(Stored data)
········

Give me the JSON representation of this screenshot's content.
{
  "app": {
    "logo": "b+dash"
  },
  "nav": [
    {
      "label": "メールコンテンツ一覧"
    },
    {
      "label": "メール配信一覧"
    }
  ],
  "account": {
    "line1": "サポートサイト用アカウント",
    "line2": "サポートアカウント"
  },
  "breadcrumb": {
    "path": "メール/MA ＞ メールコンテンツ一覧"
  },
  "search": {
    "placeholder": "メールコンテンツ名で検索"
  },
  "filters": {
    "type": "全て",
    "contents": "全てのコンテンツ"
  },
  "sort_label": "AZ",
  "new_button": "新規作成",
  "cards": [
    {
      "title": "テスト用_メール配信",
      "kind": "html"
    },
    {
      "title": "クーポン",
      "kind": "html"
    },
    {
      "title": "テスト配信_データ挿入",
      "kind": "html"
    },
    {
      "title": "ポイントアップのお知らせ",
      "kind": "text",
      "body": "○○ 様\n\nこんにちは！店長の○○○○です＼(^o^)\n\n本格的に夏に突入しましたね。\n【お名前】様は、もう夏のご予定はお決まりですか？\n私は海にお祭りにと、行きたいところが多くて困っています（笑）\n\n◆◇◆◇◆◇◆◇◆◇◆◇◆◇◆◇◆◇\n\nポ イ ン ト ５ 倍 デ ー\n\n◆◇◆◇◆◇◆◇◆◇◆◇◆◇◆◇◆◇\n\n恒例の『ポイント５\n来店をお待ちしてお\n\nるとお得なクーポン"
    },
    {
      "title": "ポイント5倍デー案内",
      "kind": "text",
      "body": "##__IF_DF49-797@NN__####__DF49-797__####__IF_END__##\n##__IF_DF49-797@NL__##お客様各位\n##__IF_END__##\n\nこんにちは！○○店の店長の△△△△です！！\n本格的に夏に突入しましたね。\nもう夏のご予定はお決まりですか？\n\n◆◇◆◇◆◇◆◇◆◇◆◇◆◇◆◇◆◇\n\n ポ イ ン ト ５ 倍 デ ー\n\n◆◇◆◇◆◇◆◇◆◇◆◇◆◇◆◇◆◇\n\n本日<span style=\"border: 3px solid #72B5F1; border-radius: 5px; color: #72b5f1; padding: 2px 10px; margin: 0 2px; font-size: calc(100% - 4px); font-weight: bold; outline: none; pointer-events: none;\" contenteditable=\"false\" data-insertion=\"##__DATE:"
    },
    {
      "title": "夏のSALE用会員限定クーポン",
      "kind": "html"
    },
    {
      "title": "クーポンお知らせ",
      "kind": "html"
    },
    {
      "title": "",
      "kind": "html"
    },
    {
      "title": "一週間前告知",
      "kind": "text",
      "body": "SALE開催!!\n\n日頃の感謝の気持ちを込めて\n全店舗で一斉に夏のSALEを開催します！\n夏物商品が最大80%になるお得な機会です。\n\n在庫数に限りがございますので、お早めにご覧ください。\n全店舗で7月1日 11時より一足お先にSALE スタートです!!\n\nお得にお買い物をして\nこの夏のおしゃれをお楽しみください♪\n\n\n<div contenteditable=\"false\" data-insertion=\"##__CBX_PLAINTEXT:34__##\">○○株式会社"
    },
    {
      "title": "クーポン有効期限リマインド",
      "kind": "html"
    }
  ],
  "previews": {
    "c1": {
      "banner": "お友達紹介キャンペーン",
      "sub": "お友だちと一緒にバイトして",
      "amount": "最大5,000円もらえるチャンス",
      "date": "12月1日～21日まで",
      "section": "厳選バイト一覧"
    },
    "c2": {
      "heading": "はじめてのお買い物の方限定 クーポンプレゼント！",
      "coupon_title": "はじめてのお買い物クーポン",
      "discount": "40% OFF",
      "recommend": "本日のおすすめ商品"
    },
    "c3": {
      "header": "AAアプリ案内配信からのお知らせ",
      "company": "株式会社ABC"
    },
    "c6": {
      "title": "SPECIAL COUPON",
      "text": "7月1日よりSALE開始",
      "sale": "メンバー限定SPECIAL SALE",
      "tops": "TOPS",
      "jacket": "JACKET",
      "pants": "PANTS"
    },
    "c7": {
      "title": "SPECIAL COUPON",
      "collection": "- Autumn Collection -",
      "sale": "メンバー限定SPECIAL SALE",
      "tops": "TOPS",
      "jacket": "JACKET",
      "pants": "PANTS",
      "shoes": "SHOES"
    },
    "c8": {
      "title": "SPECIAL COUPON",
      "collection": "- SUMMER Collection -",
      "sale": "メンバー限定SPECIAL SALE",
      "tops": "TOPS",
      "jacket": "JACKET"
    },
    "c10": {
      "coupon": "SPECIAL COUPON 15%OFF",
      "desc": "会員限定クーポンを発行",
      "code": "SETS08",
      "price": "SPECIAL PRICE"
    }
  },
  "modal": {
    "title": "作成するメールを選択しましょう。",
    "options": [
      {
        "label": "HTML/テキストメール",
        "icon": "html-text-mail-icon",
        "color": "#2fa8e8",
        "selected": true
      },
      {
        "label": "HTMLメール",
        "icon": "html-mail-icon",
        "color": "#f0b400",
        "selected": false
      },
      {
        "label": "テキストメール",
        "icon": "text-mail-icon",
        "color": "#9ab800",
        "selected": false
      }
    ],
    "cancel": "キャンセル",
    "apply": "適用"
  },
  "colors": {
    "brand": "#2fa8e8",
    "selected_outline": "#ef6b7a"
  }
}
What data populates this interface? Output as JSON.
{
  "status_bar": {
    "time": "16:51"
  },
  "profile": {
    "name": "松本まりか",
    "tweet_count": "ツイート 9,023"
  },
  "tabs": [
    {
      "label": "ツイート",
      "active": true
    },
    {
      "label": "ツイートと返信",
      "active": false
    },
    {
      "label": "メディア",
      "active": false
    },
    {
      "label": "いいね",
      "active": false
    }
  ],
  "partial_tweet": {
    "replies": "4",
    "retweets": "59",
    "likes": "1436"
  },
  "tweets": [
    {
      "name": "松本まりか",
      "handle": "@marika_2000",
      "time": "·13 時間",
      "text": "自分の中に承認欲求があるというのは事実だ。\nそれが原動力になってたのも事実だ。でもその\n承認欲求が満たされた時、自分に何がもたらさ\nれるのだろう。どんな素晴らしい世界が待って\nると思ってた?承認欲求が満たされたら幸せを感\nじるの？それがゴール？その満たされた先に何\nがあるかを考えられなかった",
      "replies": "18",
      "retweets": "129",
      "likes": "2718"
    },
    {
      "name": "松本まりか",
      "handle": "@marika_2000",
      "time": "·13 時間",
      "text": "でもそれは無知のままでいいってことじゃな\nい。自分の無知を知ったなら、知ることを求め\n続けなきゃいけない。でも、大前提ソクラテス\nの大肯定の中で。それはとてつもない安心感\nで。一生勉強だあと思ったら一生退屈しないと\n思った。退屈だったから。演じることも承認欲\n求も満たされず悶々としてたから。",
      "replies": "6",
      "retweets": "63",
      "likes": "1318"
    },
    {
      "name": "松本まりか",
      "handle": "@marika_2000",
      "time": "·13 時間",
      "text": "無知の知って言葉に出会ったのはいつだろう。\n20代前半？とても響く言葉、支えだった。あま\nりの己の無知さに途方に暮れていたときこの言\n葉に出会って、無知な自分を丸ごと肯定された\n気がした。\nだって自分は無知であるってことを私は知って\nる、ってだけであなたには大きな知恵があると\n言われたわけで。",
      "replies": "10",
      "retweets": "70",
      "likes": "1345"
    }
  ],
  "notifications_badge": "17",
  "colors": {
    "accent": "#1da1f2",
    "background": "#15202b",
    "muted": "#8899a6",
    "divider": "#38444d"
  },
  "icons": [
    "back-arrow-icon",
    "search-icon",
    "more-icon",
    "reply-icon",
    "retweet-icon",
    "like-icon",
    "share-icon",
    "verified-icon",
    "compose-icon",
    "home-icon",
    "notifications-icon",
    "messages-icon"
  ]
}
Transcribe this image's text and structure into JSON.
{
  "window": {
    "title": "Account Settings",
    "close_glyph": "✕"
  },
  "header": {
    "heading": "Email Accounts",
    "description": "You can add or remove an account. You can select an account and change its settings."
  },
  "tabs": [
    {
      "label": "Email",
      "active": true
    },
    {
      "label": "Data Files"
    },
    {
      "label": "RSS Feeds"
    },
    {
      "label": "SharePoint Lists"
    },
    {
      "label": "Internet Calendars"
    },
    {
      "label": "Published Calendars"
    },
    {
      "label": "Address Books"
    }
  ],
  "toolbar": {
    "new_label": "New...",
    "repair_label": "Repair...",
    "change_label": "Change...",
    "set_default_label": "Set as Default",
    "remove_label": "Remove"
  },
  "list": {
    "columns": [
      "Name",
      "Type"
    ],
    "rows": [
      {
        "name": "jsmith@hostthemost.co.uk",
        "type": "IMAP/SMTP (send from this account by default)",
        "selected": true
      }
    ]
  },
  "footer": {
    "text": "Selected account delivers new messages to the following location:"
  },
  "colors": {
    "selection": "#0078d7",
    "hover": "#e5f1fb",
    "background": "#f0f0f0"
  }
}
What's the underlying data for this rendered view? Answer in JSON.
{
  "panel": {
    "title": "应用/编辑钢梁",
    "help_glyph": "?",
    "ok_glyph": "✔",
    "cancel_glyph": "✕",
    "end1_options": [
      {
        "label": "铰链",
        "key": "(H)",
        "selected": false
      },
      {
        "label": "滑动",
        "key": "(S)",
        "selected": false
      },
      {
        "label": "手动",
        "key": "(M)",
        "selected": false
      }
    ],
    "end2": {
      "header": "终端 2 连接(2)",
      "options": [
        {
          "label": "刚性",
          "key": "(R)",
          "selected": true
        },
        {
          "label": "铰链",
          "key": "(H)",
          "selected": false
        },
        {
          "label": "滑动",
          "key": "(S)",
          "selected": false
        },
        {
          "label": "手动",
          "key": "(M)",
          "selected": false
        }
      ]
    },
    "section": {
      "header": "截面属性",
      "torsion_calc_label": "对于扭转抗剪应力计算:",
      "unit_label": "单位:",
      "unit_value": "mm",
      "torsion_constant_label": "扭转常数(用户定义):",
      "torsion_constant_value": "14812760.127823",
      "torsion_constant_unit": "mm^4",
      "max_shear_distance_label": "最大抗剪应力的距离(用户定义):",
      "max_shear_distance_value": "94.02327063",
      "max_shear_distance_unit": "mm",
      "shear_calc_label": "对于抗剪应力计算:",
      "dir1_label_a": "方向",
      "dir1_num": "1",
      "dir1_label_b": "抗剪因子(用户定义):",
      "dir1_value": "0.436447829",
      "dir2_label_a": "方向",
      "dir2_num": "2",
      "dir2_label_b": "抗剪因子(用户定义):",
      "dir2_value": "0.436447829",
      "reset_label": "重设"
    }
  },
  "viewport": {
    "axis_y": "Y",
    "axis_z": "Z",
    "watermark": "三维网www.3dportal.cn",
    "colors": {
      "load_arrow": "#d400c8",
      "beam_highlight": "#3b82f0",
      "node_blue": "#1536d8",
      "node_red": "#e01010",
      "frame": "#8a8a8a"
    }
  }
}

········

TASK TO CARRY OUT:
The lines to reproduce run from the one that contains "What's the underlying" through the last line above; copy them exactly.

COMPLETE RESPONSE:
What's the underlying data for this rendered view? Answer in JSON.
{
  "panel": {
    "title": "应用/编辑钢梁",
    "help_glyph": "?",
    "ok_glyph": "✔",
    "cancel_glyph": "✕",
    "end1_options": [
      {
        "label": "铰链",
        "key": "(H)",
        "selected": false
      },
      {
        "label": "滑动",
        "key": "(S)",
        "selected": false
      },
      {
        "label": "手动",
        "key": "(M)",
        "selected": false
      }
    ],
    "end2": {
      "header": "终端 2 连接(2)",
      "options": [
        {
          "label": "刚性",
          "key": "(R)",
          "selected": true
        },
        {
          "label": "铰链",
          "key": "(H)",
          "selected": false
        },
        {
          "label": "滑动",
          "key": "(S)",
          "selected": false
        },
        {
          "label": "手动",
          "key": "(M)",
          "selected": false
        }
      ]
    },
    "section": {
      "header": "截面属性",
      "torsion_calc_label": "对于扭转抗剪应力计算:",
      "unit_label": "单位:",
      "unit_value": "mm",
      "torsion_constant_label": "扭转常数(用户定义):",
      "torsion_constant_value": "14812760.127823",
      "torsion_constant_unit": "mm^4",
      "max_shear_distance_label": "最大抗剪应力的距离(用户定义):",
      "max_shear_distance_value": "94.02327063",
      "max_shear_distance_unit": "mm",
      "shear_calc_label": "对于抗剪应力计算:",
      "dir1_label_a": "方向",
      "dir1_num": "1",
      "dir1_label_b": "抗剪因子(用户定义):",
      "dir1_value": "0.436447829",
      "dir2_label_a": "方向",
      "dir2_num": "2",
      "dir2_label_b": "抗剪因子(用户定义):",
      "dir2_value": "0.436447829",
      "reset_label": "重设"
    }
  },
  "viewport": {
    "axis_y": "Y",
    "axis_z": "Z",
    "watermark": "三维网www.3dportal.cn",
    "colors": {
      "load_arrow": "#d400c8",
      "beam_highlight": "#3b82f0",
      "node_blue": "#1536d8",
      "node_red": "#e01010",
      "frame": "#8a8a8a"
    }
  }
}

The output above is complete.